___ Information supplied ___

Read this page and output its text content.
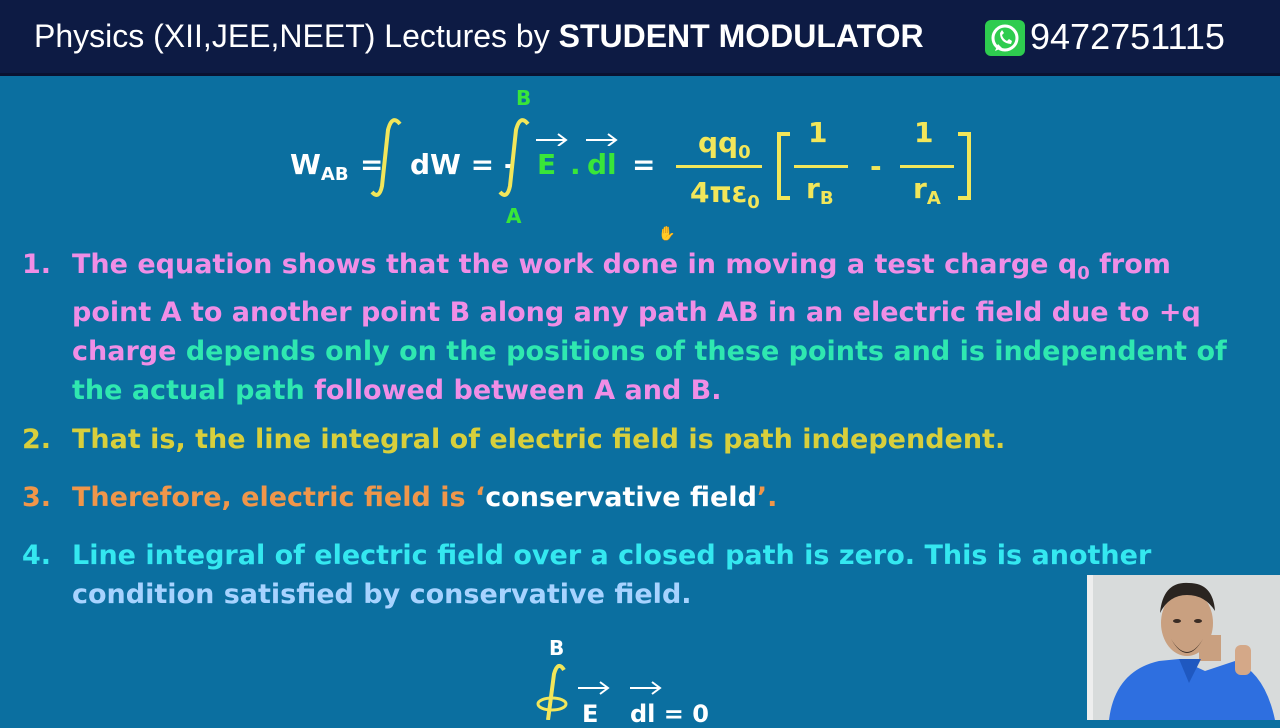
Physics (XII,JEE,NEET) Lectures by STUDENT MODULATOR	9472751115
$W_{AB}$ = dW = -
B
A
E . dl =
$qq_0$
$4\pi\varepsilon_0$
1
$r_B$
-
1
$r_A$
✋
1. The equation shows that the work done in moving a test charge $q_0$ from point A to another point B along any path AB in an electric field due to +q charge depends only on the positions of these points and is independent of the actual path followed between A and B.
2. That is, the line integral of electric field is path independent.
3. Therefore, electric field is ‘conservative field’.
4. Line integral of electric field over a closed path is zero. This is another condition satisfied by conservative field.
B
E dl = 0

___

Repeat every record precisely. Any picture among them stays out of the copy.

Read this page and output its text content.
Physics (XII,JEE,NEET) Lectures by STUDENT MODULATOR	9472751115
$W_{AB}$ = dW = -
B
A
E . dl =
$qq_0$
$4\pi\varepsilon_0$
1
$r_B$
-
1
$r_A$
✋
1. The equation shows that the work done in moving a test charge $q_0$ from point A to another point B along any path AB in an electric field due to +q charge depends only on the positions of these points and is independent of the actual path followed between A and B.
2. That is, the line integral of electric field is path independent.
3. Therefore, electric field is ‘conservative field’.
4. Line integral of electric field over a closed path is zero. This is another condition satisfied by conservative field.
B
E dl = 0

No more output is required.